-- WHAT THE TASK REQUIRES --
Reproduce these items line for line, leaving out the pictures.

**** SOURCE DATA

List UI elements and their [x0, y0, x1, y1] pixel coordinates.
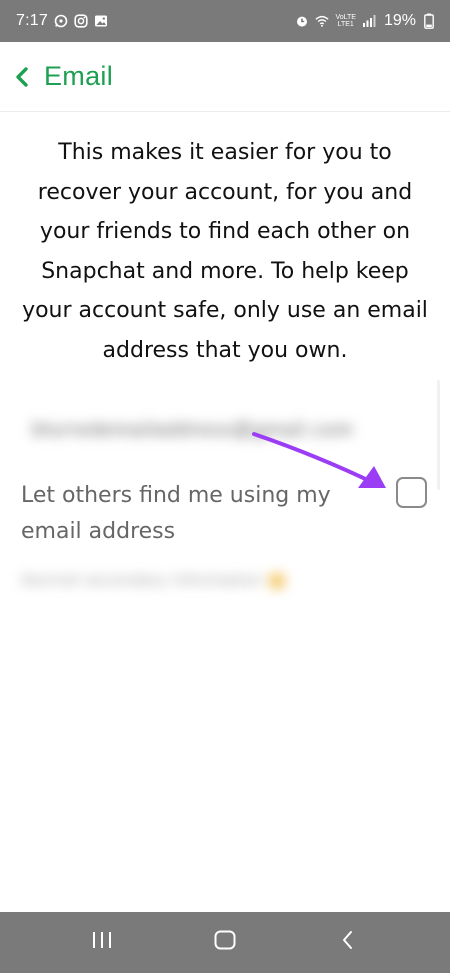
blurred-secondary-line: blurred secondary information: [22, 568, 322, 594]
home-button[interactable]: [195, 923, 255, 963]
arrow-annotation: [252, 432, 386, 488]
instagram-icon: [74, 14, 88, 28]
status-right: VoLTE LTE1 19%: [295, 12, 436, 30]
description-text: This makes it easier for you to recover …: [22, 140, 428, 363]
lte-badge: VoLTE LTE1: [335, 14, 356, 28]
recents-button[interactable]: [72, 923, 132, 963]
lte-bottom: LTE1: [337, 21, 354, 28]
find-by-email-checkbox[interactable]: [396, 477, 427, 508]
status-dot: [268, 573, 285, 589]
header: Email: [0, 42, 450, 112]
lte-top: VoLTE: [335, 14, 356, 21]
battery-icon: [422, 13, 436, 29]
nav-back-icon: [340, 929, 356, 956]
whatsapp-icon: [54, 14, 68, 28]
secondary-value: blurred secondary information: [22, 572, 263, 589]
chevron-left-icon: [14, 65, 34, 89]
status-bar: 7:17 VoLTE LTE1 19%: [0, 0, 450, 42]
signal-icon: [362, 14, 376, 28]
wifi-icon: [315, 14, 330, 28]
back-button[interactable]: Email: [14, 61, 113, 92]
alarm-icon: [295, 14, 309, 28]
nav-back-button[interactable]: [318, 923, 378, 963]
scroll-indicator: [437, 380, 440, 490]
status-time: 7:17: [16, 12, 48, 29]
gallery-icon: [94, 14, 108, 28]
page-title: Email: [44, 61, 114, 91]
recents-icon: [91, 930, 113, 955]
home-icon: [213, 929, 237, 956]
status-left: 7:17: [16, 12, 108, 30]
navigation-bar: [0, 912, 450, 973]
battery-percentage: 19%: [383, 12, 416, 29]
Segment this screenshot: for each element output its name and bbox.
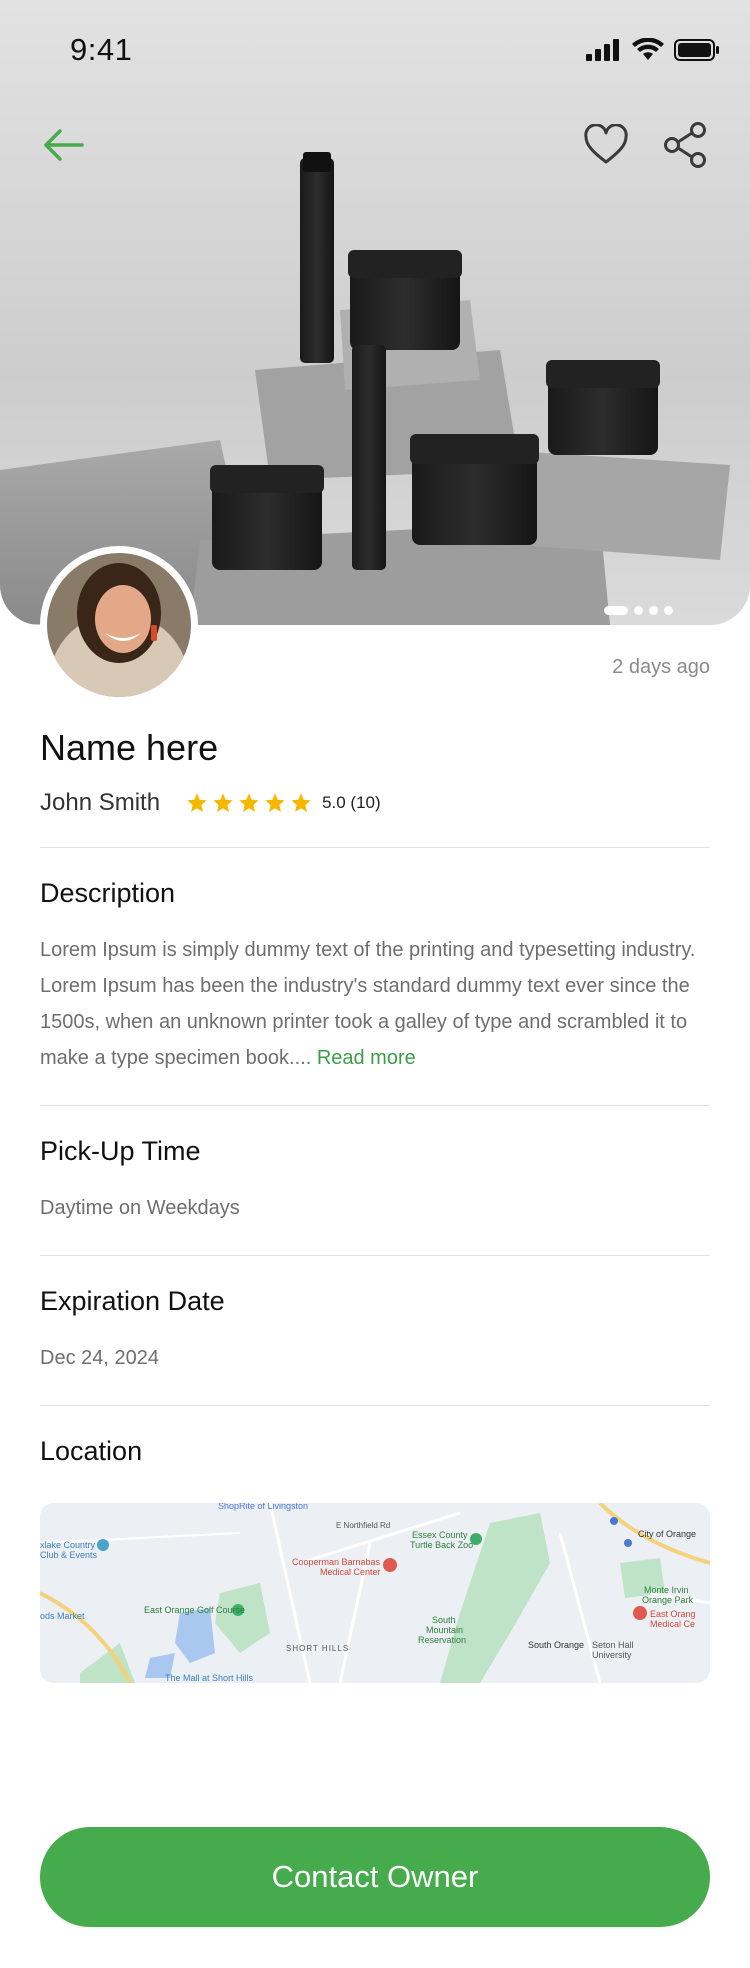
divider: [40, 1255, 710, 1256]
posted-time: 2 days ago: [612, 656, 710, 678]
pickup-value: Daytime on Weekdays: [40, 1197, 240, 1219]
read-more-link[interactable]: Read more: [317, 1047, 416, 1069]
status-icons: [586, 38, 720, 62]
map-label: Seton Hall: [592, 1640, 634, 1650]
carousel-dot[interactable]: [649, 606, 658, 615]
carousel-dot[interactable]: [664, 606, 673, 615]
status-bar: 9:41: [0, 0, 750, 100]
map-label: The Mall at Short Hills: [165, 1673, 254, 1683]
expiration-title: Expiration Date: [40, 1286, 225, 1316]
carousel-dot-active[interactable]: [604, 606, 628, 615]
map-label: South: [432, 1615, 456, 1625]
description-text: Lorem Ipsum is simply dummy text of the …: [40, 932, 720, 1076]
location-map[interactable]: ShopRite of Livingston E Northfield Rd E…: [40, 1503, 710, 1683]
map-label: Reservation: [418, 1635, 466, 1645]
rating-label: 5.0 (10): [322, 793, 381, 812]
share-button[interactable]: [656, 115, 716, 175]
map-label: East Orange Golf Course: [144, 1605, 245, 1615]
pickup-title: Pick-Up Time: [40, 1136, 201, 1166]
owner-row: John Smith 5.0 (10): [40, 787, 381, 819]
star-icon: [213, 793, 233, 812]
map-label: Medical Ce: [650, 1619, 695, 1629]
star-icon: [291, 793, 311, 812]
divider: [40, 1105, 710, 1106]
map-label: South Orange: [528, 1640, 584, 1650]
wifi-icon: [632, 38, 664, 60]
owner-name[interactable]: John Smith: [40, 789, 160, 817]
share-icon: [664, 122, 706, 168]
owner-avatar[interactable]: [40, 546, 198, 704]
hero-image[interactable]: 9:41: [0, 0, 750, 625]
map-label: East Orang: [650, 1609, 696, 1619]
star-icon: [187, 793, 207, 812]
map-label: Club & Events: [40, 1550, 98, 1560]
map-label: Essex County: [412, 1530, 468, 1540]
carousel-dot[interactable]: [634, 606, 643, 615]
star-icon: [265, 793, 285, 812]
divider: [40, 1405, 710, 1406]
signal-icon: [586, 39, 619, 61]
map-label: Cooperman Barnabas: [292, 1557, 381, 1567]
map-label: Turtle Back Zoo: [410, 1540, 473, 1550]
map-label: University: [592, 1650, 632, 1660]
heart-icon: [584, 124, 628, 164]
map-label: ShopRite of Livingston: [218, 1503, 308, 1511]
favorite-button[interactable]: [576, 115, 636, 175]
map-label: Orange Park: [642, 1595, 694, 1605]
status-time: 9:41: [70, 32, 133, 67]
map-label: Monte Irvin: [644, 1585, 689, 1595]
expiration-value: Dec 24, 2024: [40, 1347, 159, 1369]
carousel-indicator[interactable]: [604, 606, 673, 615]
map-label: City of Orange: [638, 1529, 696, 1539]
divider: [40, 847, 710, 848]
map-label: xlake Country: [40, 1540, 96, 1550]
star-icon: [239, 793, 259, 812]
location-title: Location: [40, 1436, 143, 1466]
avatar-photo: [47, 553, 191, 697]
battery-icon: [674, 39, 719, 61]
top-actions: [0, 115, 750, 185]
arrow-left-icon: [44, 129, 84, 161]
listing-title: Name here: [40, 727, 219, 768]
map-label: Mountain: [426, 1625, 463, 1635]
map-graphic: ShopRite of Livingston E Northfield Rd E…: [40, 1503, 710, 1683]
rating-stars: [186, 792, 312, 814]
map-label: SHORT HILLS: [286, 1644, 349, 1653]
map-label: E Northfield Rd: [336, 1521, 390, 1530]
description-title: Description: [40, 878, 176, 908]
map-label: Medical Center: [320, 1567, 381, 1577]
contact-owner-button[interactable]: Contact Owner: [40, 1827, 710, 1927]
map-label: ods Market: [40, 1611, 85, 1621]
back-button[interactable]: [34, 115, 94, 175]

********

-- REPLY --
List UI elements and their [x0, y0, x1, y1] pixel coordinates.
blurred-secondary-line: blurred secondary information: [22, 568, 322, 594]
home-button[interactable]: [195, 923, 255, 963]
arrow-annotation: [252, 432, 386, 488]
instagram-icon: [74, 14, 88, 28]
status-right: VoLTE LTE1 19%: [295, 12, 436, 30]
description-text: This makes it easier for you to recover …: [22, 140, 428, 363]
lte-badge: VoLTE LTE1: [335, 14, 356, 28]
recents-button[interactable]: [72, 923, 132, 963]
lte-bottom: LTE1: [337, 21, 354, 28]
find-by-email-checkbox[interactable]: [396, 477, 427, 508]
status-dot: [268, 573, 285, 589]
header: Email: [0, 42, 450, 112]
lte-top: VoLTE: [335, 14, 356, 21]
battery-icon: [422, 13, 436, 29]
nav-back-icon: [340, 929, 356, 956]
whatsapp-icon: [54, 14, 68, 28]
secondary-value: blurred secondary information: [22, 572, 263, 589]
chevron-left-icon: [14, 65, 34, 89]
status-bar: 7:17 VoLTE LTE1 19%: [0, 0, 450, 42]
signal-icon: [362, 14, 376, 28]
wifi-icon: [315, 14, 330, 28]
back-button[interactable]: Email: [14, 61, 113, 92]
alarm-icon: [295, 14, 309, 28]
nav-back-button[interactable]: [318, 923, 378, 963]
scroll-indicator: [437, 380, 440, 490]
status-time: 7:17: [16, 12, 48, 29]
gallery-icon: [94, 14, 108, 28]
page-title: Email: [44, 61, 114, 91]
recents-icon: [91, 930, 113, 955]
home-icon: [213, 929, 237, 956]
status-left: 7:17: [16, 12, 108, 30]
navigation-bar: [0, 912, 450, 973]
battery-percentage: 19%: [383, 12, 416, 29]
Segment this screenshot: for each element output its name and bbox.
divider: [40, 1255, 710, 1256]
posted-time: 2 days ago: [612, 656, 710, 678]
pickup-value: Daytime on Weekdays: [40, 1197, 240, 1219]
read-more-link[interactable]: Read more: [317, 1047, 416, 1069]
status-icons: [586, 38, 720, 62]
map-label: Seton Hall: [592, 1640, 634, 1650]
carousel-dot[interactable]: [649, 606, 658, 615]
carousel-dot[interactable]: [664, 606, 673, 615]
status-bar: 9:41: [0, 0, 750, 100]
map-label: The Mall at Short Hills: [165, 1673, 254, 1683]
expiration-title: Expiration Date: [40, 1286, 225, 1316]
carousel-dot-active[interactable]: [604, 606, 628, 615]
map-label: South: [432, 1615, 456, 1625]
description-text: Lorem Ipsum is simply dummy text of the …: [40, 932, 720, 1076]
location-map[interactable]: ShopRite of Livingston E Northfield Rd E…: [40, 1503, 710, 1683]
map-label: Reservation: [418, 1635, 466, 1645]
rating-label: 5.0 (10): [322, 793, 381, 812]
share-button[interactable]: [656, 115, 716, 175]
map-label: East Orange Golf Course: [144, 1605, 245, 1615]
pickup-title: Pick-Up Time: [40, 1136, 201, 1166]
owner-row: John Smith 5.0 (10): [40, 787, 381, 819]
star-icon: [213, 793, 233, 812]
map-label: Medical Ce: [650, 1619, 695, 1629]
star-icon: [291, 793, 311, 812]
divider: [40, 1105, 710, 1106]
map-label: South Orange: [528, 1640, 584, 1650]
wifi-icon: [632, 38, 664, 60]
owner-name[interactable]: John Smith: [40, 789, 160, 817]
share-icon: [664, 122, 706, 168]
owner-avatar[interactable]: [40, 546, 198, 704]
hero-image[interactable]: 9:41: [0, 0, 750, 625]
map-label: East Orang: [650, 1609, 696, 1619]
star-icon: [187, 793, 207, 812]
map-label: Club & Events: [40, 1550, 98, 1560]
map-label: Essex County: [412, 1530, 468, 1540]
carousel-dot[interactable]: [634, 606, 643, 615]
star-icon: [265, 793, 285, 812]
divider: [40, 1405, 710, 1406]
signal-icon: [586, 39, 619, 61]
map-label: Cooperman Barnabas: [292, 1557, 381, 1567]
map-label: Turtle Back Zoo: [410, 1540, 473, 1550]
map-label: University: [592, 1650, 632, 1660]
heart-icon: [584, 124, 628, 164]
map-label: ShopRite of Livingston: [218, 1503, 308, 1511]
favorite-button[interactable]: [576, 115, 636, 175]
map-label: Orange Park: [642, 1595, 694, 1605]
status-time: 9:41: [70, 32, 133, 67]
map-label: Monte Irvin: [644, 1585, 689, 1595]
expiration-value: Dec 24, 2024: [40, 1347, 159, 1369]
carousel-indicator[interactable]: [604, 606, 673, 615]
map-label: City of Orange: [638, 1529, 696, 1539]
divider: [40, 847, 710, 848]
map-label: xlake Country: [40, 1540, 96, 1550]
star-icon: [239, 793, 259, 812]
location-title: Location: [40, 1436, 143, 1466]
avatar-photo: [47, 553, 191, 697]
battery-icon: [674, 39, 719, 61]
top-actions: [0, 115, 750, 185]
arrow-left-icon: [44, 129, 84, 161]
listing-title: Name here: [40, 727, 219, 768]
map-label: Mountain: [426, 1625, 463, 1635]
map-graphic: ShopRite of Livingston E Northfield Rd E…: [40, 1503, 710, 1683]
rating-stars: [186, 792, 312, 814]
map-label: SHORT HILLS: [286, 1644, 349, 1653]
map-label: E Northfield Rd: [336, 1521, 390, 1530]
description-title: Description: [40, 878, 176, 908]
map-label: Medical Center: [320, 1567, 381, 1577]
contact-owner-button[interactable]: Contact Owner: [40, 1827, 710, 1927]
map-label: ods Market: [40, 1611, 85, 1621]
back-button[interactable]: [34, 115, 94, 175]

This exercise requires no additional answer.